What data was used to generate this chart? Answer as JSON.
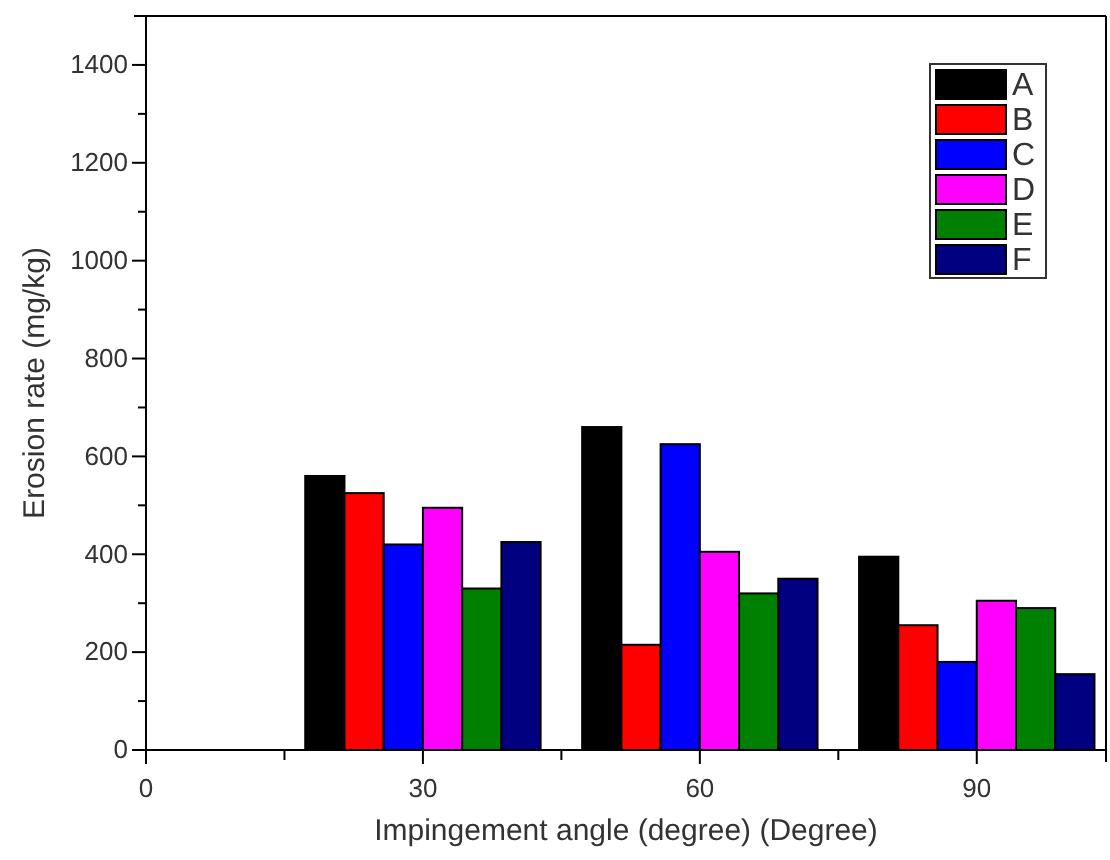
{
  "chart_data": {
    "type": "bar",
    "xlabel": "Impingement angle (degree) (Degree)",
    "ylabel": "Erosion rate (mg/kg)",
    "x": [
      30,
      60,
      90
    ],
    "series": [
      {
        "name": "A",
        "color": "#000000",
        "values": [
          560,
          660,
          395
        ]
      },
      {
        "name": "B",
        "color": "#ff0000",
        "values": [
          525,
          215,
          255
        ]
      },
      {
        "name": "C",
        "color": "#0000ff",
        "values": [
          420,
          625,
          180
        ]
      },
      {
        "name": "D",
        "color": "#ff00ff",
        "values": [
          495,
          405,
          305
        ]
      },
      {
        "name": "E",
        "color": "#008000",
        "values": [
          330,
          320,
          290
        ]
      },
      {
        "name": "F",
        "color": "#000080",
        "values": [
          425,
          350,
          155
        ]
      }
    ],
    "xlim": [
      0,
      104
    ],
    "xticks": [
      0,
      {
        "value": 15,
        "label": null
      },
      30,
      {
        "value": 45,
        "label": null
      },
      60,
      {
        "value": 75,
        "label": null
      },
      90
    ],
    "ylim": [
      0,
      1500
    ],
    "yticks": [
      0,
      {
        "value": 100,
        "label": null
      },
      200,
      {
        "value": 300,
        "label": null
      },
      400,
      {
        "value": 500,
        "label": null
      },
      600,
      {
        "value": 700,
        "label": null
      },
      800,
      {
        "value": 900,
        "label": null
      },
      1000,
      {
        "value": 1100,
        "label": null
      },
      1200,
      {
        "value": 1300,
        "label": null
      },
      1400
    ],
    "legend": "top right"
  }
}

+ + + +

PROBLEM:
All entries must be written out again exactly as given, with no pictures in the copy.

CORRECT RESULT:
What data was used to generate this chart? Answer as JSON.
{
  "chart_data": {
    "type": "bar",
    "xlabel": "Impingement angle (degree) (Degree)",
    "ylabel": "Erosion rate (mg/kg)",
    "x": [
      30,
      60,
      90
    ],
    "series": [
      {
        "name": "A",
        "color": "#000000",
        "values": [
          560,
          660,
          395
        ]
      },
      {
        "name": "B",
        "color": "#ff0000",
        "values": [
          525,
          215,
          255
        ]
      },
      {
        "name": "C",
        "color": "#0000ff",
        "values": [
          420,
          625,
          180
        ]
      },
      {
        "name": "D",
        "color": "#ff00ff",
        "values": [
          495,
          405,
          305
        ]
      },
      {
        "name": "E",
        "color": "#008000",
        "values": [
          330,
          320,
          290
        ]
      },
      {
        "name": "F",
        "color": "#000080",
        "values": [
          425,
          350,
          155
        ]
      }
    ],
    "xlim": [
      0,
      104
    ],
    "xticks": [
      0,
      {
        "value": 15,
        "label": null
      },
      30,
      {
        "value": 45,
        "label": null
      },
      60,
      {
        "value": 75,
        "label": null
      },
      90
    ],
    "ylim": [
      0,
      1500
    ],
    "yticks": [
      0,
      {
        "value": 100,
        "label": null
      },
      200,
      {
        "value": 300,
        "label": null
      },
      400,
      {
        "value": 500,
        "label": null
      },
      600,
      {
        "value": 700,
        "label": null
      },
      800,
      {
        "value": 900,
        "label": null
      },
      1000,
      {
        "value": 1100,
        "label": null
      },
      1200,
      {
        "value": 1300,
        "label": null
      },
      1400
    ],
    "legend": "top right"
  }
}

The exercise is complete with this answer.